<<<<

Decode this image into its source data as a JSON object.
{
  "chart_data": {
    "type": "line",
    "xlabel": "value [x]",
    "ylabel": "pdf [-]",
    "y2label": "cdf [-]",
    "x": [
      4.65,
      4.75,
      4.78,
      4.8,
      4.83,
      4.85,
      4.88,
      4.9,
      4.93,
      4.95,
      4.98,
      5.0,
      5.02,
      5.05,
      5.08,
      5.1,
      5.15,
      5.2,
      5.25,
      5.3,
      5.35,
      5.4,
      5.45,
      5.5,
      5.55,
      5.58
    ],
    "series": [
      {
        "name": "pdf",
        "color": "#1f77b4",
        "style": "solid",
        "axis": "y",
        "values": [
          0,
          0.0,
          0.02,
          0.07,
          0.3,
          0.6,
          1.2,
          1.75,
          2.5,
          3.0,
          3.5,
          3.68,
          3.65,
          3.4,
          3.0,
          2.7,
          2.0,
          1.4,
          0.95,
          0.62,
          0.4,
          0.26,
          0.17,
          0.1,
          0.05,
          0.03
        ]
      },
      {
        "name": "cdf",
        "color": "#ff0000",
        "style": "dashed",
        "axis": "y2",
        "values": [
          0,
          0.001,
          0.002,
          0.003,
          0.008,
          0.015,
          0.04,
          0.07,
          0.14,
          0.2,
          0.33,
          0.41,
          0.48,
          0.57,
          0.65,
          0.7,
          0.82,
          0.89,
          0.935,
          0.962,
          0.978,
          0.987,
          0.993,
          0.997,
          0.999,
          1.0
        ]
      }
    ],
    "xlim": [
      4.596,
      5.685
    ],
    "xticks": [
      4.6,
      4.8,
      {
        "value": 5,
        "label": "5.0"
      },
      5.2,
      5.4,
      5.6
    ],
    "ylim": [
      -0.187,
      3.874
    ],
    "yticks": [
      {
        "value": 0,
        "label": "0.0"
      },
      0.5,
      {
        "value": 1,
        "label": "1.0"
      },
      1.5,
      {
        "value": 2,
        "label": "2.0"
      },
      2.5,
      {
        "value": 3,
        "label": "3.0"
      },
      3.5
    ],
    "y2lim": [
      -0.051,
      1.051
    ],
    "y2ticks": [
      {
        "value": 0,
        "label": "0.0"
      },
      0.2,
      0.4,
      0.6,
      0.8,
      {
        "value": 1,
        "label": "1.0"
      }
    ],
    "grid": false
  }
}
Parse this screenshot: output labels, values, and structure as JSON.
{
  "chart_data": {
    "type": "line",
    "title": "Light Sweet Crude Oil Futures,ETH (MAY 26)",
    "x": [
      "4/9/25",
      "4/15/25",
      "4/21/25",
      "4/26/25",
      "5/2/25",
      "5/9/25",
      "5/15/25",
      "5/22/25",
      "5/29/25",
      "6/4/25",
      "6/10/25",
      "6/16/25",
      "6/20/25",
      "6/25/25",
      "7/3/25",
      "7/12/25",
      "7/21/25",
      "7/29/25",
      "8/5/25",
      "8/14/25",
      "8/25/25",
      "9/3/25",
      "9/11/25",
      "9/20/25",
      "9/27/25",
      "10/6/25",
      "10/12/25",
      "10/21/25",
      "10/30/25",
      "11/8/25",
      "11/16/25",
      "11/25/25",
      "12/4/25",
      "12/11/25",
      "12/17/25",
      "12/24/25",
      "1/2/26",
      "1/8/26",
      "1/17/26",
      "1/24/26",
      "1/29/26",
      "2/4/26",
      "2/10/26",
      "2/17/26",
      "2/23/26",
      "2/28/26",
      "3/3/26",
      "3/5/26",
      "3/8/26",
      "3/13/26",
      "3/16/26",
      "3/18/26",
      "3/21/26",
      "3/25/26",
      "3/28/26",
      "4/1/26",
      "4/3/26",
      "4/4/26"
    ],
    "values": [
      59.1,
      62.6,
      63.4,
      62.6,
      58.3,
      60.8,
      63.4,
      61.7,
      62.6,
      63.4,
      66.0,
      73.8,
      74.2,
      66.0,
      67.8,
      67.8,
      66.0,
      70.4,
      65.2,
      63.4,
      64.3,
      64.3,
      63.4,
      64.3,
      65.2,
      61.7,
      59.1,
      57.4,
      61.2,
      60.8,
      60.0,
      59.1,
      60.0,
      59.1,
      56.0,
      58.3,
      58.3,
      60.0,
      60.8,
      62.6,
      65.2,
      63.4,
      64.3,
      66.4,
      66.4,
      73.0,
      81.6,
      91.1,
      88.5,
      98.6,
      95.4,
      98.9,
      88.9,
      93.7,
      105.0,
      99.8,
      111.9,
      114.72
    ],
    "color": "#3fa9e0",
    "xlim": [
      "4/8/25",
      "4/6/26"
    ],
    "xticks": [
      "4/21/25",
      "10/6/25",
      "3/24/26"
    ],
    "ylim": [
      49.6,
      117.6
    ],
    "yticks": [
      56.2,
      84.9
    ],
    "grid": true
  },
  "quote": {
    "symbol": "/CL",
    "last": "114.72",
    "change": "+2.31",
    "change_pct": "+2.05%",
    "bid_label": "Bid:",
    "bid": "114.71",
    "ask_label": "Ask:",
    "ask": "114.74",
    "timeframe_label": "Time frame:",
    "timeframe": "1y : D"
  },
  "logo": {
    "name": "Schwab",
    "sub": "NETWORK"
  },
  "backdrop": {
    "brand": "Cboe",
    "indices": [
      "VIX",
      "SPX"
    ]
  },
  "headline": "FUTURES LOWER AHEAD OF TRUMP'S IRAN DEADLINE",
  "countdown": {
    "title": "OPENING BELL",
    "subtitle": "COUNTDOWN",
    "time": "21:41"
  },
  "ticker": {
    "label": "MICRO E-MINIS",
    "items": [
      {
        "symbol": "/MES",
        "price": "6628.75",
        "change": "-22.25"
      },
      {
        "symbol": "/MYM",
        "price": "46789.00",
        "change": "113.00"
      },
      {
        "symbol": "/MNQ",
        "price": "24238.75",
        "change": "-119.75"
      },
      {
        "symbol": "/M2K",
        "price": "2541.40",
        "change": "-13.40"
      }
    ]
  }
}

>>>>

* WHAT YOU WILL DO: Copy out each line exactly.

* FINISHED EXERCISE:
Decode this image into its source data as a JSON object.
{
  "chart_data": {
    "type": "line",
    "xlabel": "value [x]",
    "ylabel": "pdf [-]",
    "y2label": "cdf [-]",
    "x": [
      4.65,
      4.75,
      4.78,
      4.8,
      4.83,
      4.85,
      4.88,
      4.9,
      4.93,
      4.95,
      4.98,
      5.0,
      5.02,
      5.05,
      5.08,
      5.1,
      5.15,
      5.2,
      5.25,
      5.3,
      5.35,
      5.4,
      5.45,
      5.5,
      5.55,
      5.58
    ],
    "series": [
      {
        "name": "pdf",
        "color": "#1f77b4",
        "style": "solid",
        "axis": "y",
        "values": [
          0,
          0.0,
          0.02,
          0.07,
          0.3,
          0.6,
          1.2,
          1.75,
          2.5,
          3.0,
          3.5,
          3.68,
          3.65,
          3.4,
          3.0,
          2.7,
          2.0,
          1.4,
          0.95,
          0.62,
          0.4,
          0.26,
          0.17,
          0.1,
          0.05,
          0.03
        ]
      },
      {
        "name": "cdf",
        "color": "#ff0000",
        "style": "dashed",
        "axis": "y2",
        "values": [
          0,
          0.001,
          0.002,
          0.003,
          0.008,
          0.015,
          0.04,
          0.07,
          0.14,
          0.2,
          0.33,
          0.41,
          0.48,
          0.57,
          0.65,
          0.7,
          0.82,
          0.89,
          0.935,
          0.962,
          0.978,
          0.987,
          0.993,
          0.997,
          0.999,
          1.0
        ]
      }
    ],
    "xlim": [
      4.596,
      5.685
    ],
    "xticks": [
      4.6,
      4.8,
      {
        "value": 5,
        "label": "5.0"
      },
      5.2,
      5.4,
      5.6
    ],
    "ylim": [
      -0.187,
      3.874
    ],
    "yticks": [
      {
        "value": 0,
        "label": "0.0"
      },
      0.5,
      {
        "value": 1,
        "label": "1.0"
      },
      1.5,
      {
        "value": 2,
        "label": "2.0"
      },
      2.5,
      {
        "value": 3,
        "label": "3.0"
      },
      3.5
    ],
    "y2lim": [
      -0.051,
      1.051
    ],
    "y2ticks": [
      {
        "value": 0,
        "label": "0.0"
      },
      0.2,
      0.4,
      0.6,
      0.8,
      {
        "value": 1,
        "label": "1.0"
      }
    ],
    "grid": false
  }
}
Parse this screenshot: output labels, values, and structure as JSON.
{
  "chart_data": {
    "type": "line",
    "title": "Light Sweet Crude Oil Futures,ETH (MAY 26)",
    "x": [
      "4/9/25",
      "4/15/25",
      "4/21/25",
      "4/26/25",
      "5/2/25",
      "5/9/25",
      "5/15/25",
      "5/22/25",
      "5/29/25",
      "6/4/25",
      "6/10/25",
      "6/16/25",
      "6/20/25",
      "6/25/25",
      "7/3/25",
      "7/12/25",
      "7/21/25",
      "7/29/25",
      "8/5/25",
      "8/14/25",
      "8/25/25",
      "9/3/25",
      "9/11/25",
      "9/20/25",
      "9/27/25",
      "10/6/25",
      "10/12/25",
      "10/21/25",
      "10/30/25",
      "11/8/25",
      "11/16/25",
      "11/25/25",
      "12/4/25",
      "12/11/25",
      "12/17/25",
      "12/24/25",
      "1/2/26",
      "1/8/26",
      "1/17/26",
      "1/24/26",
      "1/29/26",
      "2/4/26",
      "2/10/26",
      "2/17/26",
      "2/23/26",
      "2/28/26",
      "3/3/26",
      "3/5/26",
      "3/8/26",
      "3/13/26",
      "3/16/26",
      "3/18/26",
      "3/21/26",
      "3/25/26",
      "3/28/26",
      "4/1/26",
      "4/3/26",
      "4/4/26"
    ],
    "values": [
      59.1,
      62.6,
      63.4,
      62.6,
      58.3,
      60.8,
      63.4,
      61.7,
      62.6,
      63.4,
      66.0,
      73.8,
      74.2,
      66.0,
      67.8,
      67.8,
      66.0,
      70.4,
      65.2,
      63.4,
      64.3,
      64.3,
      63.4,
      64.3,
      65.2,
      61.7,
      59.1,
      57.4,
      61.2,
      60.8,
      60.0,
      59.1,
      60.0,
      59.1,
      56.0,
      58.3,
      58.3,
      60.0,
      60.8,
      62.6,
      65.2,
      63.4,
      64.3,
      66.4,
      66.4,
      73.0,
      81.6,
      91.1,
      88.5,
      98.6,
      95.4,
      98.9,
      88.9,
      93.7,
      105.0,
      99.8,
      111.9,
      114.72
    ],
    "color": "#3fa9e0",
    "xlim": [
      "4/8/25",
      "4/6/26"
    ],
    "xticks": [
      "4/21/25",
      "10/6/25",
      "3/24/26"
    ],
    "ylim": [
      49.6,
      117.6
    ],
    "yticks": [
      56.2,
      84.9
    ],
    "grid": true
  },
  "quote": {
    "symbol": "/CL",
    "last": "114.72",
    "change": "+2.31",
    "change_pct": "+2.05%",
    "bid_label": "Bid:",
    "bid": "114.71",
    "ask_label": "Ask:",
    "ask": "114.74",
    "timeframe_label": "Time frame:",
    "timeframe": "1y : D"
  },
  "logo": {
    "name": "Schwab",
    "sub": "NETWORK"
  },
  "backdrop": {
    "brand": "Cboe",
    "indices": [
      "VIX",
      "SPX"
    ]
  },
  "headline": "FUTURES LOWER AHEAD OF TRUMP'S IRAN DEADLINE",
  "countdown": {
    "title": "OPENING BELL",
    "subtitle": "COUNTDOWN",
    "time": "21:41"
  },
  "ticker": {
    "label": "MICRO E-MINIS",
    "items": [
      {
        "symbol": "/MES",
        "price": "6628.75",
        "change": "-22.25"
      },
      {
        "symbol": "/MYM",
        "price": "46789.00",
        "change": "113.00"
      },
      {
        "symbol": "/MNQ",
        "price": "24238.75",
        "change": "-119.75"
      },
      {
        "symbol": "/M2K",
        "price": "2541.40",
        "change": "-13.40"
      }
    ]
  }
}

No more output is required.